[THE DATA]
○ ○ ○ ○

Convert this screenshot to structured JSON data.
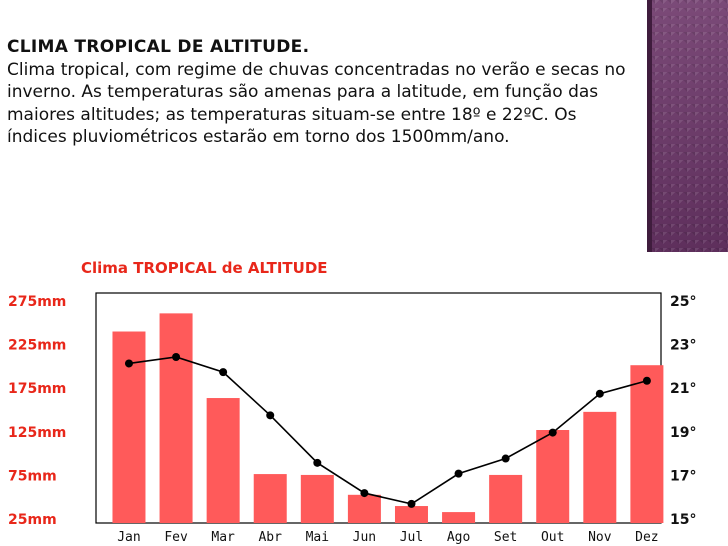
{
  "slide": {
    "heading": "CLIMA TROPICAL DE ALTITUDE.",
    "body": "Clima tropical, com regime de chuvas concentradas no verão e secas no inverno. As temperaturas são amenas para a latitude, em função das maiores altitudes; as temperaturas situam-se entre 18º e 22ºC.  Os índices pluviométricos estarão em torno dos 1500mm/ano."
  },
  "colors": {
    "bars": "#ff5a5a",
    "line": "#000000",
    "title": "#e8271a",
    "deco": "#6a3a67"
  },
  "chart_data": {
    "type": "bar",
    "title": "Clima TROPICAL de ALTITUDE",
    "categories": [
      "Jan",
      "Fev",
      "Mar",
      "Abr",
      "Mai",
      "Jun",
      "Jul",
      "Ago",
      "Set",
      "Out",
      "Nov",
      "Dez"
    ],
    "series": [
      {
        "values": [
          242,
          263,
          165,
          77,
          76,
          53,
          40,
          33,
          76,
          128,
          149,
          203
        ]
      },
      {
        "type": "line",
        "values": [
          22.2,
          22.5,
          21.8,
          19.8,
          17.6,
          16.2,
          15.7,
          17.1,
          17.8,
          19.0,
          20.8,
          21.4
        ]
      }
    ],
    "y_left_ticks": [
      "275mm",
      "225mm",
      "175mm",
      "125mm",
      "75mm",
      "25mm"
    ],
    "y_right_ticks": [
      "25°",
      "23°",
      "21°",
      "19°",
      "17°",
      "15°"
    ],
    "y_left_range": [
      25,
      275
    ],
    "y_right_range": [
      15,
      25
    ],
    "grid": false
  }
}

○ ○ ○ ○

Would you set down the listing exactly, omitting pictures?

[RESULT FOR THIS TASK]
Convert this screenshot to structured JSON data.
{
  "slide": {
    "heading": "CLIMA TROPICAL DE ALTITUDE.",
    "body": "Clima tropical, com regime de chuvas concentradas no verão e secas no inverno. As temperaturas são amenas para a latitude, em função das maiores altitudes; as temperaturas situam-se entre 18º e 22ºC.  Os índices pluviométricos estarão em torno dos 1500mm/ano."
  },
  "colors": {
    "bars": "#ff5a5a",
    "line": "#000000",
    "title": "#e8271a",
    "deco": "#6a3a67"
  },
  "chart_data": {
    "type": "bar",
    "title": "Clima TROPICAL de ALTITUDE",
    "categories": [
      "Jan",
      "Fev",
      "Mar",
      "Abr",
      "Mai",
      "Jun",
      "Jul",
      "Ago",
      "Set",
      "Out",
      "Nov",
      "Dez"
    ],
    "series": [
      {
        "values": [
          242,
          263,
          165,
          77,
          76,
          53,
          40,
          33,
          76,
          128,
          149,
          203
        ]
      },
      {
        "type": "line",
        "values": [
          22.2,
          22.5,
          21.8,
          19.8,
          17.6,
          16.2,
          15.7,
          17.1,
          17.8,
          19.0,
          20.8,
          21.4
        ]
      }
    ],
    "y_left_ticks": [
      "275mm",
      "225mm",
      "175mm",
      "125mm",
      "75mm",
      "25mm"
    ],
    "y_right_ticks": [
      "25°",
      "23°",
      "21°",
      "19°",
      "17°",
      "15°"
    ],
    "y_left_range": [
      25,
      275
    ],
    "y_right_range": [
      15,
      25
    ],
    "grid": false
  }
}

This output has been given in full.